▶ [SHORT TASK] Quote each line of the material verbatim, without the pictures.
* Begin MATERIAL PROVIDED *
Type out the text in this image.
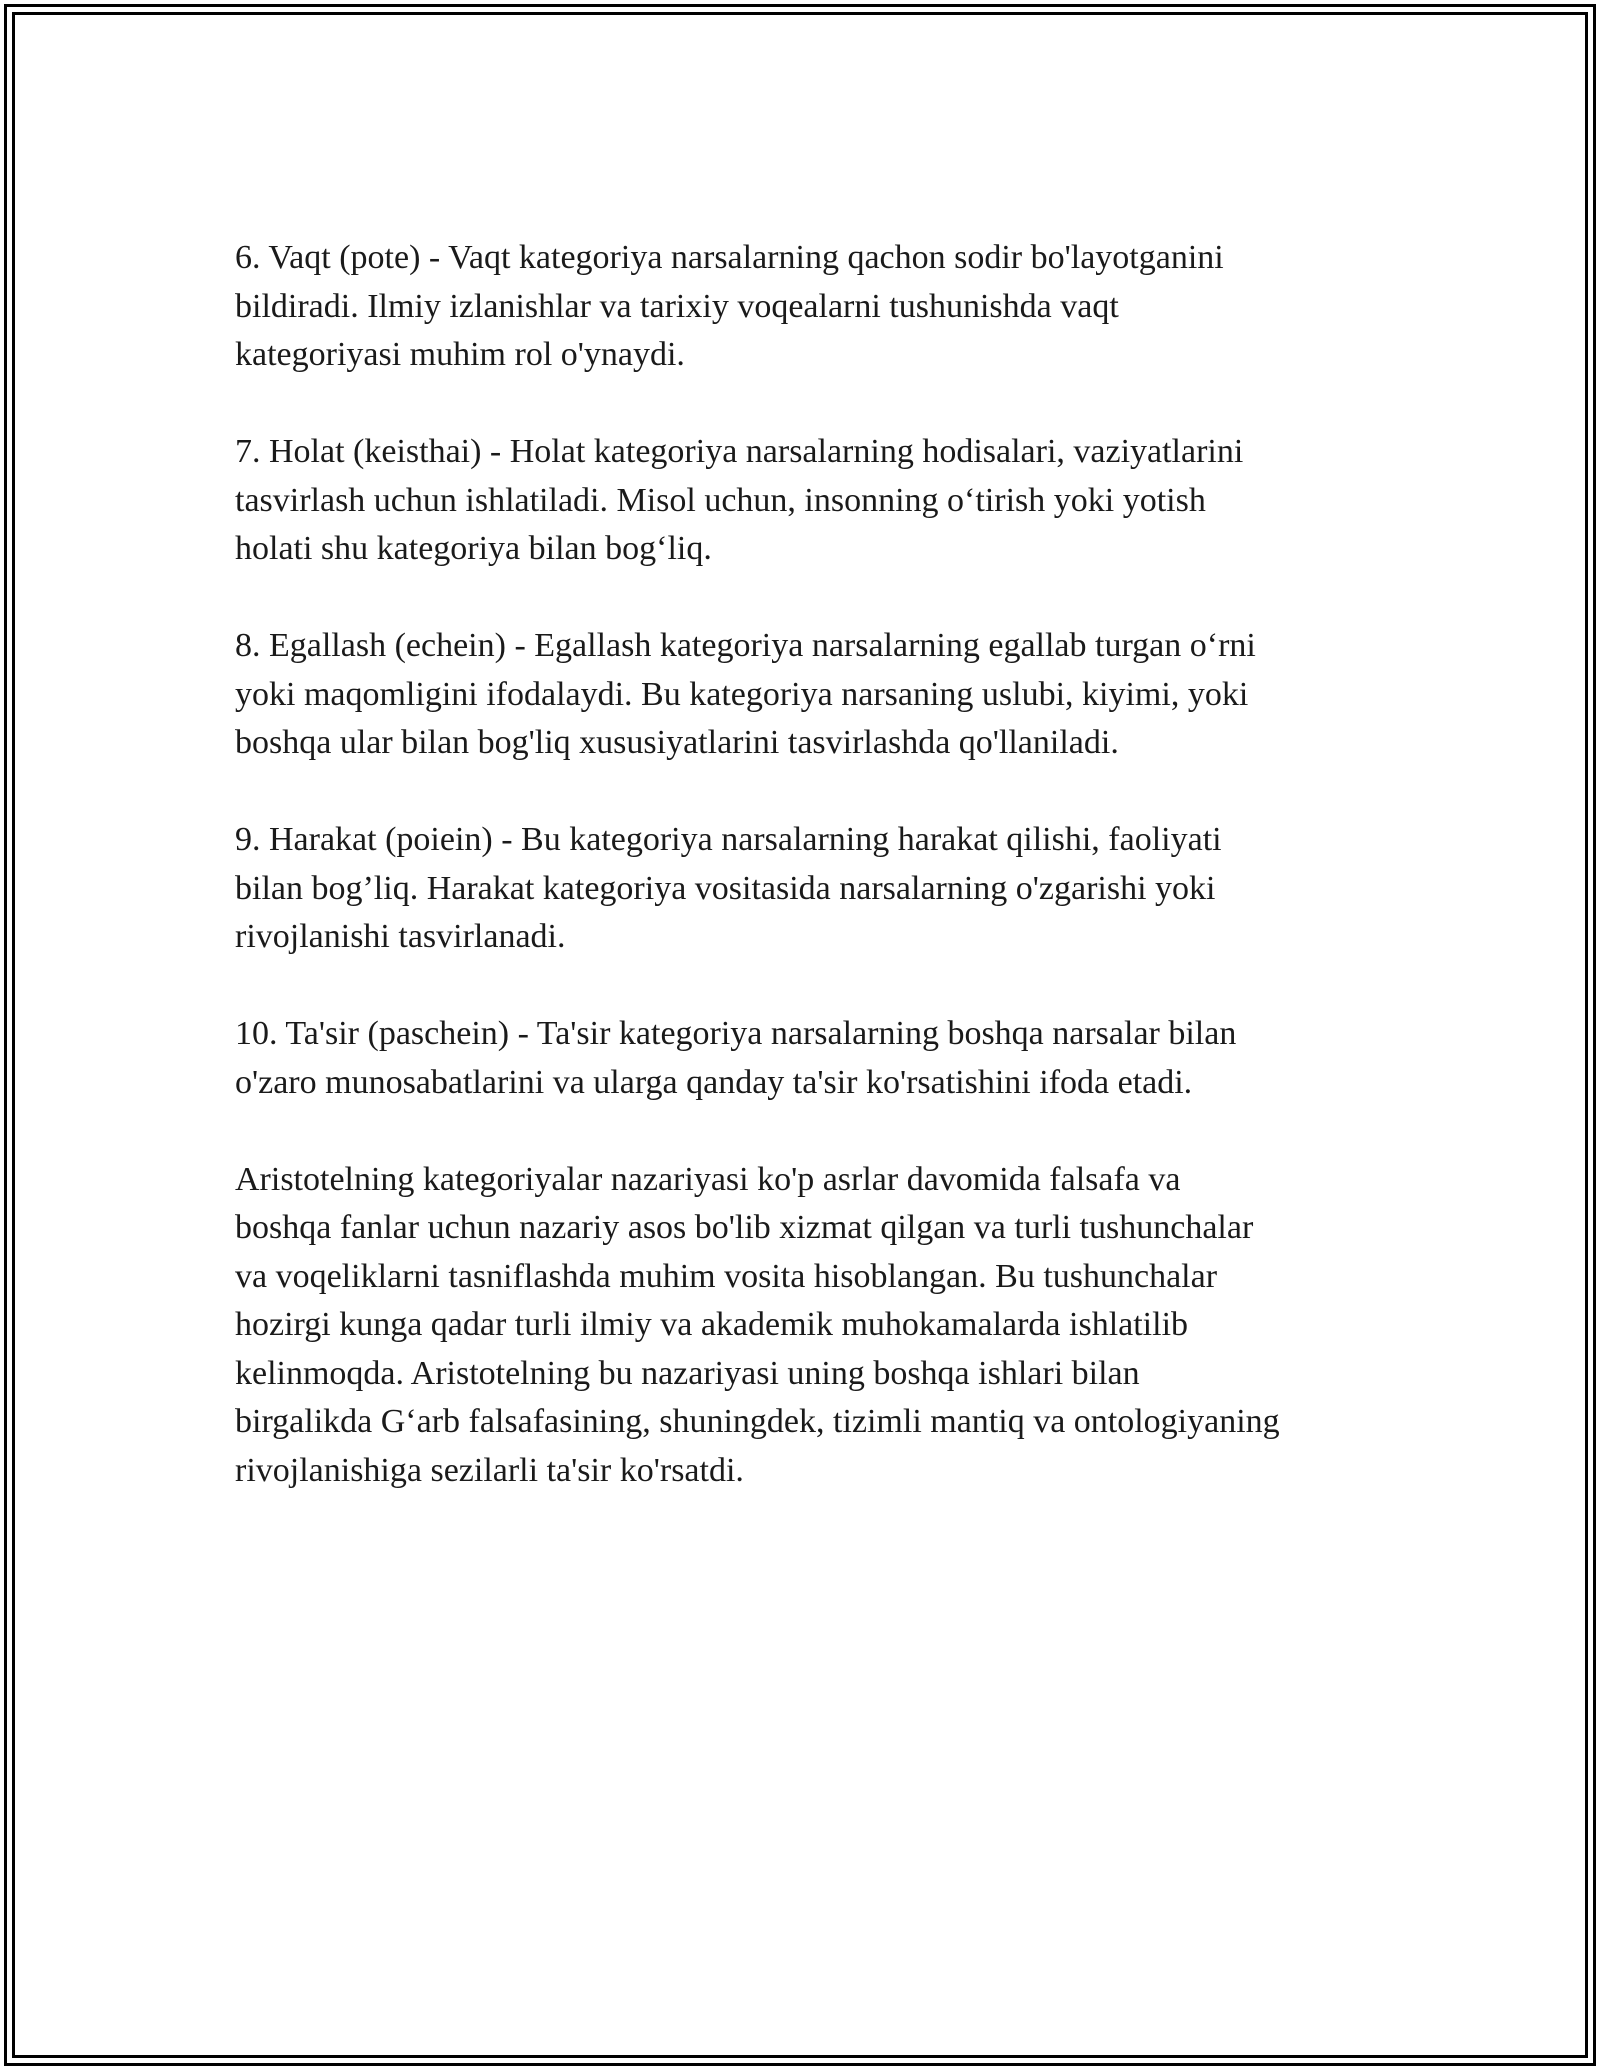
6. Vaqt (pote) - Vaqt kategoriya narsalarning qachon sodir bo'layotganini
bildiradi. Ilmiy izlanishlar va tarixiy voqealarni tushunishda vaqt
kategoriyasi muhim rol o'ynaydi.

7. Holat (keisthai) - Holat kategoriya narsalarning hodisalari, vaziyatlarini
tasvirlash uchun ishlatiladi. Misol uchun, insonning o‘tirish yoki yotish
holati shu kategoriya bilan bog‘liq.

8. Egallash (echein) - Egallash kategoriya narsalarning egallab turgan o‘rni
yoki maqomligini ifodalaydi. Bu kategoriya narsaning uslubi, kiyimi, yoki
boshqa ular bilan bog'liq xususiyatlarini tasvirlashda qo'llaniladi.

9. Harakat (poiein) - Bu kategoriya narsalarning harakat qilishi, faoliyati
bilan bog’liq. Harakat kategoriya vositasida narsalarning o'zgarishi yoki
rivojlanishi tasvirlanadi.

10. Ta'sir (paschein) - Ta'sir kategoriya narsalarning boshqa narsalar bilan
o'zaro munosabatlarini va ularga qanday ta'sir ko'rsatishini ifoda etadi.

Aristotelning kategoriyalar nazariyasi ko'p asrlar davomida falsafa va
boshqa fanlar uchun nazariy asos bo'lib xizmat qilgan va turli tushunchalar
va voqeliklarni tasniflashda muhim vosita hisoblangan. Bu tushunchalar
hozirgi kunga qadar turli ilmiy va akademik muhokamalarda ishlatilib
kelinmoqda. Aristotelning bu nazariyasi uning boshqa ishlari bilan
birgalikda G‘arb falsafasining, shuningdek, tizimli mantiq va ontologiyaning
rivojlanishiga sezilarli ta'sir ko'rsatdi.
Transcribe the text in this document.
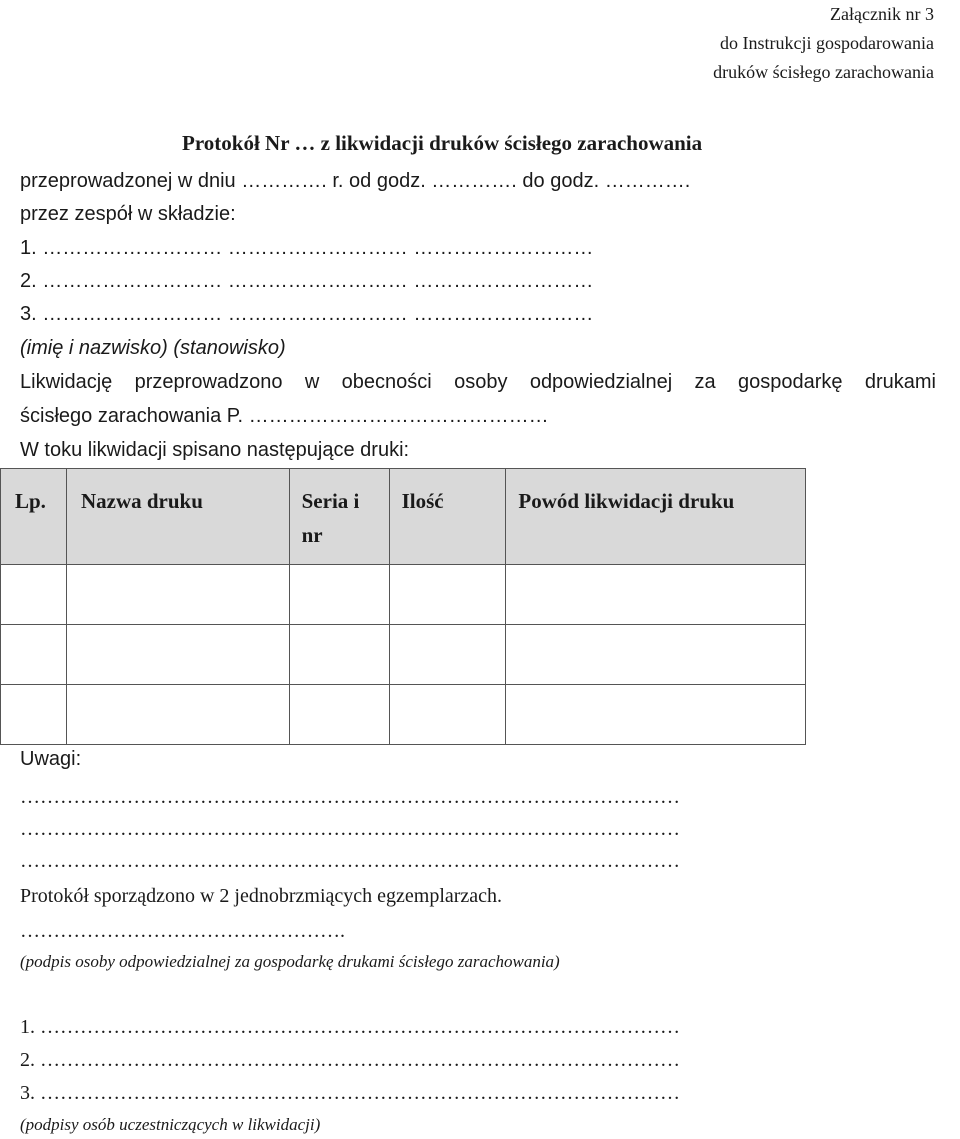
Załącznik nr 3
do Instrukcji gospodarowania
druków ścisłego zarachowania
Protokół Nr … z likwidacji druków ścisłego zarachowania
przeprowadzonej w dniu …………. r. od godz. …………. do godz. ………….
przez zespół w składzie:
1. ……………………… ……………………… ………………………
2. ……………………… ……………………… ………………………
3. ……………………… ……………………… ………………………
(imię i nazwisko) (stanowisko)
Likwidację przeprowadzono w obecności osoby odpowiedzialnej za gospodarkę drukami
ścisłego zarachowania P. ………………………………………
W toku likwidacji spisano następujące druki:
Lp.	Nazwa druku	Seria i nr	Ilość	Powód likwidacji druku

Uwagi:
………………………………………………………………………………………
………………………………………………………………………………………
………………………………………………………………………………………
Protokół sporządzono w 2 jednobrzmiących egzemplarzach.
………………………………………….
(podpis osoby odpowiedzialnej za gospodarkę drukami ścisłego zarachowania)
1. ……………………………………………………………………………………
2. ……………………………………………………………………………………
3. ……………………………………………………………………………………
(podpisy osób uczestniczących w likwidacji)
* End MATERIAL PROVIDED *
▶ [RESPONSE TO THE EXERCISE]
Type out the text in this image.
6. Vaqt (pote) - Vaqt kategoriya narsalarning qachon sodir bo'layotganini
bildiradi. Ilmiy izlanishlar va tarixiy voqealarni tushunishda vaqt
kategoriyasi muhim rol o'ynaydi.

7. Holat (keisthai) - Holat kategoriya narsalarning hodisalari, vaziyatlarini
tasvirlash uchun ishlatiladi. Misol uchun, insonning o‘tirish yoki yotish
holati shu kategoriya bilan bog‘liq.

8. Egallash (echein) - Egallash kategoriya narsalarning egallab turgan o‘rni
yoki maqomligini ifodalaydi. Bu kategoriya narsaning uslubi, kiyimi, yoki
boshqa ular bilan bog'liq xususiyatlarini tasvirlashda qo'llaniladi.

9. Harakat (poiein) - Bu kategoriya narsalarning harakat qilishi, faoliyati
bilan bog’liq. Harakat kategoriya vositasida narsalarning o'zgarishi yoki
rivojlanishi tasvirlanadi.

10. Ta'sir (paschein) - Ta'sir kategoriya narsalarning boshqa narsalar bilan
o'zaro munosabatlarini va ularga qanday ta'sir ko'rsatishini ifoda etadi.

Aristotelning kategoriyalar nazariyasi ko'p asrlar davomida falsafa va
boshqa fanlar uchun nazariy asos bo'lib xizmat qilgan va turli tushunchalar
va voqeliklarni tasniflashda muhim vosita hisoblangan. Bu tushunchalar
hozirgi kunga qadar turli ilmiy va akademik muhokamalarda ishlatilib
kelinmoqda. Aristotelning bu nazariyasi uning boshqa ishlari bilan
birgalikda G‘arb falsafasining, shuningdek, tizimli mantiq va ontologiyaning
rivojlanishiga sezilarli ta'sir ko'rsatdi.
Transcribe the text in this document.
Załącznik nr 3
do Instrukcji gospodarowania
druków ścisłego zarachowania
Protokół Nr … z likwidacji druków ścisłego zarachowania
przeprowadzonej w dniu …………. r. od godz. …………. do godz. ………….
przez zespół w składzie:
1. ……………………… ……………………… ………………………
2. ……………………… ……………………… ………………………
3. ……………………… ……………………… ………………………
(imię i nazwisko) (stanowisko)
Likwidację przeprowadzono w obecności osoby odpowiedzialnej za gospodarkę drukami
ścisłego zarachowania P. ………………………………………
W toku likwidacji spisano następujące druki:
Lp.	Nazwa druku	Seria i nr	Ilość	Powód likwidacji druku

Uwagi:
………………………………………………………………………………………
………………………………………………………………………………………
………………………………………………………………………………………
Protokół sporządzono w 2 jednobrzmiących egzemplarzach.
………………………………………….
(podpis osoby odpowiedzialnej za gospodarkę drukami ścisłego zarachowania)
1. ……………………………………………………………………………………
2. ……………………………………………………………………………………
3. ……………………………………………………………………………………
(podpisy osób uczestniczących w likwidacji)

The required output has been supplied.